> [Brano fornito]
+ + + + + + +

Gli obiettivi di carattere prioritario e di carattere nazionale sono contenuti in varie linee progettuali: multicronicità, promozione dell’equità in ambito sanitario, terapia del dolore e sviluppo delle cure palliative e terapia del dolore in area pediatrica, supporto al piano nazionale della prevenzione, tecnologia sanitaria come integrazione ospedale-territorio.
I presidenti dei quattro Ordini provinciali delle professioni infermieristiche di Chieti, L’Aquila, Pescara e Teramo Giancarlo Cicolini, Maria Luisa Ianni, Irene Rosini e Cristian Pediconi affermano che il pensionamento di quasi 600 infermieri abruzzesi avrà “Effetto di rendere ancora più pesante la già grave carenza di personale sanitario nelle Asl, che rischia di portare a un “buco” stimato in 2.482 unità, pregiudicando ulteriormente la sicurezza delle cure per i cittadini.
In Abruzzo il fabbisogno rischia di salire a 155,93 professionisti sanitari mancanti ogni 100mila abitanti, rispetto a una media nazionale di 126. I provvedimenti, recentemente approvati dalla giunta regionale, sono importanti ma non possono, però, non tenere conto delle urgenze più volte segnalate alle istituzioni regionali in termini di assistenza sul territorio.

+ + + + + + +

Estratti di dati:
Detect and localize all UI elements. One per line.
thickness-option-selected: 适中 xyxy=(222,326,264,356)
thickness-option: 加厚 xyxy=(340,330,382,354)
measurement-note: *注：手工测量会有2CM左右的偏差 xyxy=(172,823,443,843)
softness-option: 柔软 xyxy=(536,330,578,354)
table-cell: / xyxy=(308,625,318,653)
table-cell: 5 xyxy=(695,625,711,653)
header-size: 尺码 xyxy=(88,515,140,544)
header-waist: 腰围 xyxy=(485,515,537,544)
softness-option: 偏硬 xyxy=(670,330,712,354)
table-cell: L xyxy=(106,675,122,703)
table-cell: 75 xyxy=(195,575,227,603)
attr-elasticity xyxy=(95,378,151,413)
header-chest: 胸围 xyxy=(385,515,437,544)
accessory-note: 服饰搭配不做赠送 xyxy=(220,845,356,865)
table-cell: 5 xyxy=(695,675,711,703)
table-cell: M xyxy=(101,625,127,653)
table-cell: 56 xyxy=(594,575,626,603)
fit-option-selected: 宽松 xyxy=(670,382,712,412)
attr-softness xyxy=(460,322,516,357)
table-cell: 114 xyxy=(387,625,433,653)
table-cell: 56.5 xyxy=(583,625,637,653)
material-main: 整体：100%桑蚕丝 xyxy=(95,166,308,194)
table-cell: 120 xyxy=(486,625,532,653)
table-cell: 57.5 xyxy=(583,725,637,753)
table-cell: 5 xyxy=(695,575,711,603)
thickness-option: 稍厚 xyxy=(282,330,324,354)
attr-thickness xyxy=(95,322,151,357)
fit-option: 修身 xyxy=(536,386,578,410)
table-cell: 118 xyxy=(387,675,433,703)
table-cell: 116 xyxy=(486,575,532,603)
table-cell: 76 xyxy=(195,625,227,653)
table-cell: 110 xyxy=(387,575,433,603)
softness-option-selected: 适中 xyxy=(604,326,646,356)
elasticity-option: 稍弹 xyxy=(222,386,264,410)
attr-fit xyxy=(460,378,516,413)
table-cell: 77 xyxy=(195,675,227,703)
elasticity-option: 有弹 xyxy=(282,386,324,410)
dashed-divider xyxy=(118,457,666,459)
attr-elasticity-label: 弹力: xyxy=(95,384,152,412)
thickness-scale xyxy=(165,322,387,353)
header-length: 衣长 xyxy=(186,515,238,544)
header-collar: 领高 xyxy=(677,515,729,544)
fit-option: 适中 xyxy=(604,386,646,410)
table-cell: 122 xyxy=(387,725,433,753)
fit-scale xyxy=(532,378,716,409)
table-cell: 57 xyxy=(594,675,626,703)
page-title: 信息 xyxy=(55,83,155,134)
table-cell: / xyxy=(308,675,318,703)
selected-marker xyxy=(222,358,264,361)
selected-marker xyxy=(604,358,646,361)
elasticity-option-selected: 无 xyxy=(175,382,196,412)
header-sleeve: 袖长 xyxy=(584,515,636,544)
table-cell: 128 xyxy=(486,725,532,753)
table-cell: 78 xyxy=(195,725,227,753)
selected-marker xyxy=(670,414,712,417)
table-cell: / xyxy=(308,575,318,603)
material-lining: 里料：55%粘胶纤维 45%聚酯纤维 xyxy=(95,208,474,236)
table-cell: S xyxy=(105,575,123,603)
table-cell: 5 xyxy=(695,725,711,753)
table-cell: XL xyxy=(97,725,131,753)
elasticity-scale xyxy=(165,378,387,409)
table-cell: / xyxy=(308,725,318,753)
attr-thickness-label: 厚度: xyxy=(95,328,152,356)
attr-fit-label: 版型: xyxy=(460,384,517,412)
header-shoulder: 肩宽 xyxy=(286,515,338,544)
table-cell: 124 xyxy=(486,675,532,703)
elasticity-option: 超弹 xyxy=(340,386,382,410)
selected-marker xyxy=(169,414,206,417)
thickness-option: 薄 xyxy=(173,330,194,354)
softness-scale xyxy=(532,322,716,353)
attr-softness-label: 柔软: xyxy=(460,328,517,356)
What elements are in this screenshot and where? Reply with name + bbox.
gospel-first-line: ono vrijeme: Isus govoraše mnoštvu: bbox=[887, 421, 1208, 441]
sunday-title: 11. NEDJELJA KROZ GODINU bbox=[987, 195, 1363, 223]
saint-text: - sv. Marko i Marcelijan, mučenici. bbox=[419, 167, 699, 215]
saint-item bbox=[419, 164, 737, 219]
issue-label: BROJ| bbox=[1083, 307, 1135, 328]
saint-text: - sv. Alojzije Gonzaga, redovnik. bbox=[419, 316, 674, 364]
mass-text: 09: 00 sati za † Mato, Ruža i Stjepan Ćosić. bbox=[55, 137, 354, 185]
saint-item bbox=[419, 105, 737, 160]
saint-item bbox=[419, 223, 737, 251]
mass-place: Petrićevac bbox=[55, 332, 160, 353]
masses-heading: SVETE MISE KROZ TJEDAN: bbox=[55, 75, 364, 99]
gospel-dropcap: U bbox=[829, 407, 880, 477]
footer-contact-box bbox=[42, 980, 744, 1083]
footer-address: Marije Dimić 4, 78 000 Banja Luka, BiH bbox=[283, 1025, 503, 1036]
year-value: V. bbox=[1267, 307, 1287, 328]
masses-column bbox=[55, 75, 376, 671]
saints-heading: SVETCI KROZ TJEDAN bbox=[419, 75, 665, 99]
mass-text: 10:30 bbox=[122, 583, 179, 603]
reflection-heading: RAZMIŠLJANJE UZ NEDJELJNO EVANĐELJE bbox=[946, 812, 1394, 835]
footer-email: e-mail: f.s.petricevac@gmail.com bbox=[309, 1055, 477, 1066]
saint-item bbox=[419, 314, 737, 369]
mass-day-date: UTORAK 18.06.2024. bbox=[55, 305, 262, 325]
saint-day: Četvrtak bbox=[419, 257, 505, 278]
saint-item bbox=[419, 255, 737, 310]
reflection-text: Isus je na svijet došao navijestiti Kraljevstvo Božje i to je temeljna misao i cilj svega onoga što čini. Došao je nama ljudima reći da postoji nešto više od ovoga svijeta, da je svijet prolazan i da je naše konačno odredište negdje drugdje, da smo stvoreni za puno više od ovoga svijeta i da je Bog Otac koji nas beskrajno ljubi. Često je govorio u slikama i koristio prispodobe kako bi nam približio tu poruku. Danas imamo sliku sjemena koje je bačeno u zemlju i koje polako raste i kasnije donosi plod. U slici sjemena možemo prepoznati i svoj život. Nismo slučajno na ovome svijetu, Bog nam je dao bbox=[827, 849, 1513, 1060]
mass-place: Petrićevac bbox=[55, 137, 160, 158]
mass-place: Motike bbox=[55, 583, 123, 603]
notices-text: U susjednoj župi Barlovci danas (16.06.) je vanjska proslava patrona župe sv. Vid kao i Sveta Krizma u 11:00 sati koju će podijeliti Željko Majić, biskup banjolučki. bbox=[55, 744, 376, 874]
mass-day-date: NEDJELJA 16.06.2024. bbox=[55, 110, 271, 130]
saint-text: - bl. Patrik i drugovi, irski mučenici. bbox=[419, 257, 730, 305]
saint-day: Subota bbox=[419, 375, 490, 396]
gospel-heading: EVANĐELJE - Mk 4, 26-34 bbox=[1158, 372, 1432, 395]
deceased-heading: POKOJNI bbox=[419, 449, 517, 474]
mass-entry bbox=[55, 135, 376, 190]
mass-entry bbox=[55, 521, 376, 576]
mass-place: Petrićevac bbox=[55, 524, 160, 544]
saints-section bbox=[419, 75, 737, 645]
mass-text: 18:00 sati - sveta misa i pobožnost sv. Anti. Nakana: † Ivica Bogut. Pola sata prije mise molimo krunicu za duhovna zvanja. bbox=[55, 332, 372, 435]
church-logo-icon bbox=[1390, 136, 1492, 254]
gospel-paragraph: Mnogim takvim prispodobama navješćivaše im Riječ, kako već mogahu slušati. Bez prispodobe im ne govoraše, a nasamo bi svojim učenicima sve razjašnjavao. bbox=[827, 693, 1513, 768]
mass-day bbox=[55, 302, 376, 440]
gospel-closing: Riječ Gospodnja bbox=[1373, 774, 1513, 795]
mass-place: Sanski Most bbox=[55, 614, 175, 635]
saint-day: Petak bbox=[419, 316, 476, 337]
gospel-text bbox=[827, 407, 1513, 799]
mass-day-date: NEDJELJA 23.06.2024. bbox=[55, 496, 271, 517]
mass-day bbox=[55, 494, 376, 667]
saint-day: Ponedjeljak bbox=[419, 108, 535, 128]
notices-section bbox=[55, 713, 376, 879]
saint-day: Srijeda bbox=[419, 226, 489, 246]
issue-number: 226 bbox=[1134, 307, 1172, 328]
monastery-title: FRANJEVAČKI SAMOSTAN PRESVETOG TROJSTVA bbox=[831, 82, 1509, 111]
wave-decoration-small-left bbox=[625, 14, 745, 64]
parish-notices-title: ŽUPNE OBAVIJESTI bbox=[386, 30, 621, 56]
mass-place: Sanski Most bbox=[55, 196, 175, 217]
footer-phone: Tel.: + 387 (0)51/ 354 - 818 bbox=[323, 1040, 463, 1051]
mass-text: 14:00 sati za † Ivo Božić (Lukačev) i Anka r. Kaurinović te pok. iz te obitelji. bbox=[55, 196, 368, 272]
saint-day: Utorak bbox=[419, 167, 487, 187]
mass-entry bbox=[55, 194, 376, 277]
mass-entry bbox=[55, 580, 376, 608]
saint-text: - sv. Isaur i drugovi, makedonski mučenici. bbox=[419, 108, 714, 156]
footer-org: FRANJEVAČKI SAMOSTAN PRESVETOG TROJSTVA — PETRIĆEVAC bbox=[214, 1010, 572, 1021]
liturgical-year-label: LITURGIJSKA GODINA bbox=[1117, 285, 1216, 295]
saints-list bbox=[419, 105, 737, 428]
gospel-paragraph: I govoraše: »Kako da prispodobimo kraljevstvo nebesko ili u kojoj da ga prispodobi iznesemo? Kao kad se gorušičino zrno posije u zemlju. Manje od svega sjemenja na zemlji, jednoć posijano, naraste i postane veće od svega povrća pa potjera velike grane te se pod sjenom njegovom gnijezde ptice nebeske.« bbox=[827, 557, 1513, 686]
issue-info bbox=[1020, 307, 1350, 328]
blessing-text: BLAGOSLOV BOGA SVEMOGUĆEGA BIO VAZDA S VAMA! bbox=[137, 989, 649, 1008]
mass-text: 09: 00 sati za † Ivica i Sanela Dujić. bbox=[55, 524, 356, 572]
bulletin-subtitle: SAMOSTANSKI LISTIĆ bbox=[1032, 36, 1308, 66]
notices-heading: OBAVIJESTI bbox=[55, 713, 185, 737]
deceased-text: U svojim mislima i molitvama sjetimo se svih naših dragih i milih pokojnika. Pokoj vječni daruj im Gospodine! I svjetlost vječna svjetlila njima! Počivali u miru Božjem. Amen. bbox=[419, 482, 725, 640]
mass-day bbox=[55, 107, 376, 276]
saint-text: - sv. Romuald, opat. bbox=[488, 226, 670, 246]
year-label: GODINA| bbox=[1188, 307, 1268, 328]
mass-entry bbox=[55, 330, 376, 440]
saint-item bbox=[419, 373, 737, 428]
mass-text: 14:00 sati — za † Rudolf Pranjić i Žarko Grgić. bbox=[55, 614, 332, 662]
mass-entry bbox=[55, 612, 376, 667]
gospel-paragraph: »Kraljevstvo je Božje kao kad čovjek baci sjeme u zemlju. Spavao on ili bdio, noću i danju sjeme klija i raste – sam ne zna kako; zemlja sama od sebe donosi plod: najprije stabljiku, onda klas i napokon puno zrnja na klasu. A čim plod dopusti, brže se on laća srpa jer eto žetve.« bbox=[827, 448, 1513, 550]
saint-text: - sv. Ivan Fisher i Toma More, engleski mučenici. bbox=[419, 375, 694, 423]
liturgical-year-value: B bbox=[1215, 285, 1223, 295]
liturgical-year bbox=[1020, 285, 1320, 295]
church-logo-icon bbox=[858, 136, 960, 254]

+ + + + + + +

> [Consegna 1]
Rispondi alle seguenti domande sul brano relativo alla carenza di infermieri in Abruzzo.
(a) Quanti infermieri abruzzesi andranno in pensione?
(b) A quante unità è stimato il "buco" di personale nelle Asl?
(c) Qual è la media nazionale dei professionisti sanitari mancanti ogni 100mila abitanti?
> [Consegna 2] Prosegui il brano sulla carenza di infermieri in Abruzzo a partire dall'ultima frase riportata.
I record sono materiale a sé stante.

> [Risposta 1]
(a) Quasi 600.
(b) 2.482 unità.
(c) 126.

> [Risposta 2]
Sono 1.996 gli infermieri in Abruzzo che, al 31 dicembre 2018, hanno maturato i requisiti previsti da “quota 100”. 599 potrebbero effettivamente usufruirne, ovvero il 59,11% del personale sanitario (compresi medici e altre figure) considerati in uscita nei prossimi mesi. A questi si aggiungono 481 pensionamenti ordinari, per raggiunti limiti di età a fine dicembre 2018, che si vanno a sommare alla “strutturale” carenza di 1.452 infermieri rispetto alle reali esigenze dei cittadini.
Di questi ultimi ne mancano 719 necessari sul territorio per l’assistenza alle persone fragili (non solo anziani, ma anche malati cronici, non autosufficienti e altri pazienti che necessitano di una gestione sanitaria costante) e altri 733 infermieri secondo i parametri per le dotazioni organiche fissati dall’Unione europea e che l’Italia e soprattutto l’Abruzzo non rispettano.
Non si tratta di un problema solo degli infermieri, ma riguarda tutti i cittadini in termini di sicurezza, assistenza e accessibilità alle cure. Si assiste inoltre a un aumento esponenziale della spesa privata per l’assistenza e le cure da parte dei cittadini. Le famiglie abruzzesi risultano terze in Italia per tasso di impoverimento causato dalle spese sanitarie out of pocket. Un fenomeno che a livello nazionale colpisce oltre 300mila famiglie, mentre l’Abruzzo partecipa con circa 15mila famiglie finite al di sotto della soglia di povertà per pagare le spese sanitarie.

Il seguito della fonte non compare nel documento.